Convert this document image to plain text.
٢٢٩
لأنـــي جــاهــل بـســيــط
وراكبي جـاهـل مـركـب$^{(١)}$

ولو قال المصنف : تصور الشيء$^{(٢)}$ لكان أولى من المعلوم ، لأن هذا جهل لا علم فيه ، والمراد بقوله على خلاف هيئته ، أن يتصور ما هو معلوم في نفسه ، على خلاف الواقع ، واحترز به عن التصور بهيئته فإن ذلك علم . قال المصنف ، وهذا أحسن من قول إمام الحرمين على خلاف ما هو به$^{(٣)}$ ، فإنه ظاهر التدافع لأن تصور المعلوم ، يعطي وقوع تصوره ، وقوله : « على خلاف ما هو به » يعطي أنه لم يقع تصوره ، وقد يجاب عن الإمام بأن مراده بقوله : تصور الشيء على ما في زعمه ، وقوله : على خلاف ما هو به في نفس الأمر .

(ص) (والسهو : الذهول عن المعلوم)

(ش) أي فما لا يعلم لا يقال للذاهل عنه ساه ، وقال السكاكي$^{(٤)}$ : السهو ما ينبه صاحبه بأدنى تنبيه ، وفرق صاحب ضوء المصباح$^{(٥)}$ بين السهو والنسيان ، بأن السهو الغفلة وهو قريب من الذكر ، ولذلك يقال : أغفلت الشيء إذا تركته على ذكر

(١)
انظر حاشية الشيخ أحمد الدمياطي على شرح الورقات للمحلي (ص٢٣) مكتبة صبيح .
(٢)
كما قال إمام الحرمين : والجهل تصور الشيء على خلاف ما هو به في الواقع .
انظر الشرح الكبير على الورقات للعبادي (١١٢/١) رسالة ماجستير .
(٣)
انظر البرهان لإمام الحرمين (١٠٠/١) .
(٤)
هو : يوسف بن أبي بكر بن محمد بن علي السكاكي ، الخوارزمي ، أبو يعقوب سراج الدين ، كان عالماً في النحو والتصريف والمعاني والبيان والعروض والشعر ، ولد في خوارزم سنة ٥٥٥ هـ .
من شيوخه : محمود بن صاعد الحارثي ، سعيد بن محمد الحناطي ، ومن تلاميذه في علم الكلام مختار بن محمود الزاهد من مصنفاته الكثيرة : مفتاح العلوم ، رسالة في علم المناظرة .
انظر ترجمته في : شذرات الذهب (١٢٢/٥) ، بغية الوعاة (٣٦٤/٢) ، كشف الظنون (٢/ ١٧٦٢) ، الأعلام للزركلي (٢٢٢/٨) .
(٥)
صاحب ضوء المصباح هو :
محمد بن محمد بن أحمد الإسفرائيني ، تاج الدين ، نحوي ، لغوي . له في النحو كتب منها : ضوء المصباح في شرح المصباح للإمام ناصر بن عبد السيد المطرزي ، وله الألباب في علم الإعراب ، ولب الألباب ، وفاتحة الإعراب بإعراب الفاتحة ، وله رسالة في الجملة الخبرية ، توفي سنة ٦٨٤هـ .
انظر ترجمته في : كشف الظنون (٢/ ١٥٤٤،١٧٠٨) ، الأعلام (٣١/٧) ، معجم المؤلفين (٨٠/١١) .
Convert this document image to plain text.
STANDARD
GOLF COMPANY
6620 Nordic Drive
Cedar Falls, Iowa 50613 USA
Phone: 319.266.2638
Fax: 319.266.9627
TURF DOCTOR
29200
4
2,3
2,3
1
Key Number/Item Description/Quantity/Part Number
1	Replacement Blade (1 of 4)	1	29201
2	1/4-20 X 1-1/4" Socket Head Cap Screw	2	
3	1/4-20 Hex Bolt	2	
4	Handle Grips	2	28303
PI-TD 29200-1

::::

* _Written exercise_
Recopy the entries above exactly, with every line included.

* _Output below_
Convert this document image to plain text.
٢٢٩
لأنـــي جــاهــل بـســيــط
وراكبي جـاهـل مـركـب$^{(١)}$

ولو قال المصنف : تصور الشيء$^{(٢)}$ لكان أولى من المعلوم ، لأن هذا جهل لا علم فيه ، والمراد بقوله على خلاف هيئته ، أن يتصور ما هو معلوم في نفسه ، على خلاف الواقع ، واحترز به عن التصور بهيئته فإن ذلك علم . قال المصنف ، وهذا أحسن من قول إمام الحرمين على خلاف ما هو به$^{(٣)}$ ، فإنه ظاهر التدافع لأن تصور المعلوم ، يعطي وقوع تصوره ، وقوله : « على خلاف ما هو به » يعطي أنه لم يقع تصوره ، وقد يجاب عن الإمام بأن مراده بقوله : تصور الشيء على ما في زعمه ، وقوله : على خلاف ما هو به في نفس الأمر .

(ص) (والسهو : الذهول عن المعلوم)

(ش) أي فما لا يعلم لا يقال للذاهل عنه ساه ، وقال السكاكي$^{(٤)}$ : السهو ما ينبه صاحبه بأدنى تنبيه ، وفرق صاحب ضوء المصباح$^{(٥)}$ بين السهو والنسيان ، بأن السهو الغفلة وهو قريب من الذكر ، ولذلك يقال : أغفلت الشيء إذا تركته على ذكر

(١)
انظر حاشية الشيخ أحمد الدمياطي على شرح الورقات للمحلي (ص٢٣) مكتبة صبيح .
(٢)
كما قال إمام الحرمين : والجهل تصور الشيء على خلاف ما هو به في الواقع .
انظر الشرح الكبير على الورقات للعبادي (١١٢/١) رسالة ماجستير .
(٣)
انظر البرهان لإمام الحرمين (١٠٠/١) .
(٤)
هو : يوسف بن أبي بكر بن محمد بن علي السكاكي ، الخوارزمي ، أبو يعقوب سراج الدين ، كان عالماً في النحو والتصريف والمعاني والبيان والعروض والشعر ، ولد في خوارزم سنة ٥٥٥ هـ .
من شيوخه : محمود بن صاعد الحارثي ، سعيد بن محمد الحناطي ، ومن تلاميذه في علم الكلام مختار بن محمود الزاهد من مصنفاته الكثيرة : مفتاح العلوم ، رسالة في علم المناظرة .
انظر ترجمته في : شذرات الذهب (١٢٢/٥) ، بغية الوعاة (٣٦٤/٢) ، كشف الظنون (٢/ ١٧٦٢) ، الأعلام للزركلي (٢٢٢/٨) .
(٥)
صاحب ضوء المصباح هو :
محمد بن محمد بن أحمد الإسفرائيني ، تاج الدين ، نحوي ، لغوي . له في النحو كتب منها : ضوء المصباح في شرح المصباح للإمام ناصر بن عبد السيد المطرزي ، وله الألباب في علم الإعراب ، ولب الألباب ، وفاتحة الإعراب بإعراب الفاتحة ، وله رسالة في الجملة الخبرية ، توفي سنة ٦٨٤هـ .
انظر ترجمته في : كشف الظنون (٢/ ١٥٤٤،١٧٠٨) ، الأعلام (٣١/٧) ، معجم المؤلفين (٨٠/١١) .
Convert this document image to plain text.
STANDARD
GOLF COMPANY
6620 Nordic Drive
Cedar Falls, Iowa 50613 USA
Phone: 319.266.2638
Fax: 319.266.9627
TURF DOCTOR
29200
4
2,3
2,3
1
Key Number/Item Description/Quantity/Part Number
1	Replacement Blade (1 of 4)	1	29201
2	1/4-20 X 1-1/4" Socket Head Cap Screw	2	
3	1/4-20 Hex Bolt	2	
4	Handle Grips	2	28303
PI-TD 29200-1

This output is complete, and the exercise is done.